**EXERCISE REQUIREMENTS**
Go through the records and copy each line where the word "zgromadzone" occurs.
Start of EXTRACTED DATA
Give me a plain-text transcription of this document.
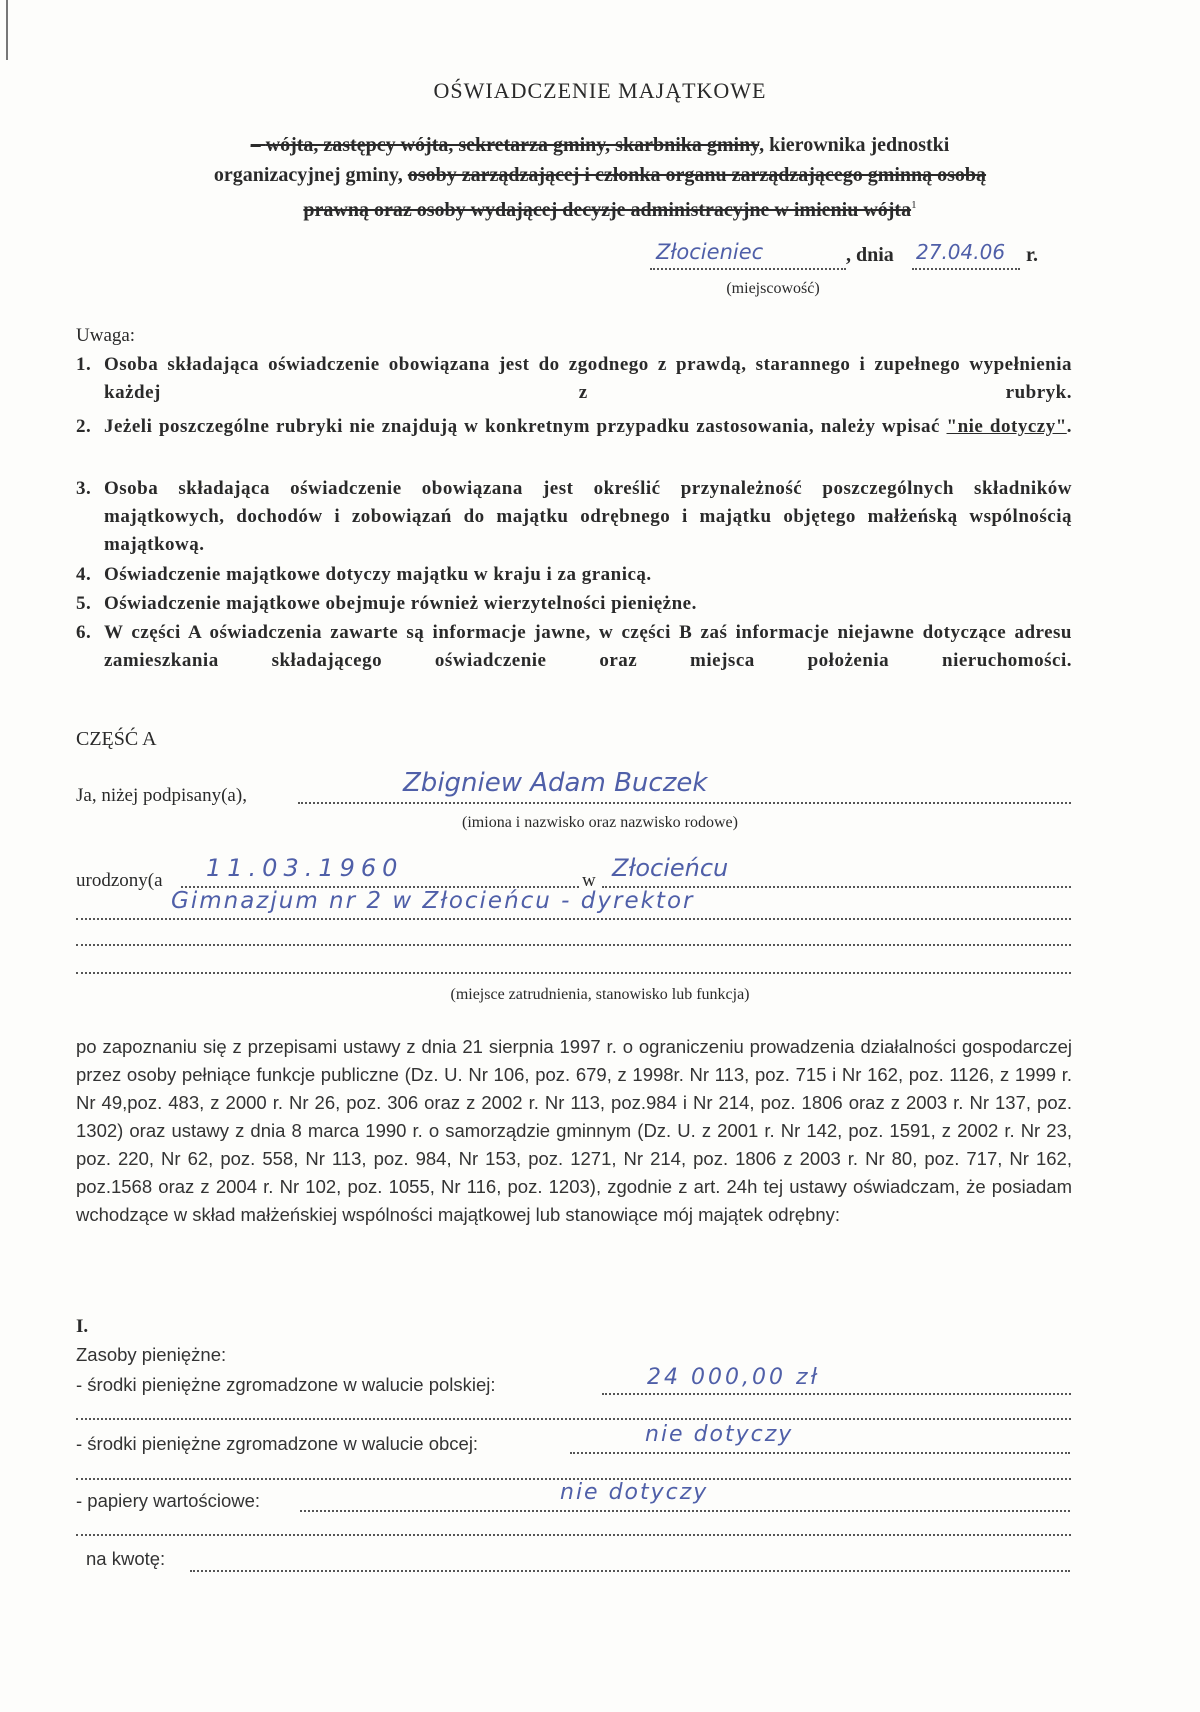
OŚWIADCZENIE MAJĄTKOWE
– wójta, zastępcy wójta, sekretarza gminy, skarbnika gminy, kierownika jednostki
organizacyjnej gminy, osoby zarządzającej i członka organu zarządzającego gminną osobą
prawną oraz osoby wydającej decyzje administracyjne w imieniu wójta$^1$
Złocieniec	, dnia 27.04.06	r.
(miejscowość)
Uwaga:
1. Osoba składająca oświadczenie obowiązana jest do zgodnego z prawdą, starannego i zupełnego wypełnienia każdej z rubryk.
2. Jeżeli poszczególne rubryki nie znajdują w konkretnym przypadku zastosowania, należy wpisać "nie dotyczy".
3. Osoba składająca oświadczenie obowiązana jest określić przynależność poszczególnych składników majątkowych, dochodów i zobowiązań do majątku odrębnego i majątku objętego małżeńską wspólnością majątkową.
4. Oświadczenie majątkowe dotyczy majątku w kraju i za granicą.
5. Oświadczenie majątkowe obejmuje również wierzytelności pieniężne.
6. W części A oświadczenia zawarte są informacje jawne, w części B zaś informacje niejawne dotyczące adresu zamieszkania składającego oświadczenie oraz miejsca położenia nieruchomości.
CZĘŚĆ A
Ja, niżej podpisany(a),	Zbigniew Adam Buczek
(imiona i nazwisko oraz nazwisko rodowe)
urodzony(a	11.03.1960	w Złocieńcu
Gimnazjum nr 2 w Złocieńcu - dyrektor
(miejsce zatrudnienia, stanowisko lub funkcja)
po zapoznaniu się z przepisami ustawy z dnia 21 sierpnia 1997 r. o ograniczeniu prowadzenia działalności gospodarczej przez osoby pełniące funkcje publiczne (Dz. U. Nr 106, poz. 679, z 1998r. Nr 113, poz. 715 i Nr 162, poz. 1126, z 1999 r. Nr 49,poz. 483, z 2000 r. Nr 26, poz. 306 oraz z 2002 r. Nr 113, poz.984 i Nr 214, poz. 1806 oraz z 2003 r. Nr 137, poz. 1302) oraz ustawy z dnia 8 marca 1990 r. o samorządzie gminnym (Dz. U. z 2001 r. Nr 142, poz. 1591, z 2002 r. Nr 23, poz. 220, Nr 62, poz. 558, Nr 113, poz. 984, Nr 153, poz. 1271, Nr 214, poz. 1806 z 2003 r. Nr 80, poz. 717, Nr 162, poz.1568 oraz z 2004 r. Nr 102, poz. 1055, Nr 116, poz. 1203), zgodnie z art. 24h tej ustawy oświadczam, że posiadam wchodzące w skład małżeńskiej wspólności majątkowej lub stanowiące mój majątek odrębny:
I.
Zasoby pieniężne:
- środki pieniężne zgromadzone w walucie polskiej:	24 000,00 zł
- środki pieniężne zgromadzone w walucie obcej:	nie dotyczy
- papiery wartościowe:	nie dotyczy
na kwotę:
End of EXTRACTED DATA
**SOLUTION**
- środki pieniężne zgromadzone w walucie polskiej:	24 000,00 zł
- środki pieniężne zgromadzone w walucie obcej:	nie dotyczy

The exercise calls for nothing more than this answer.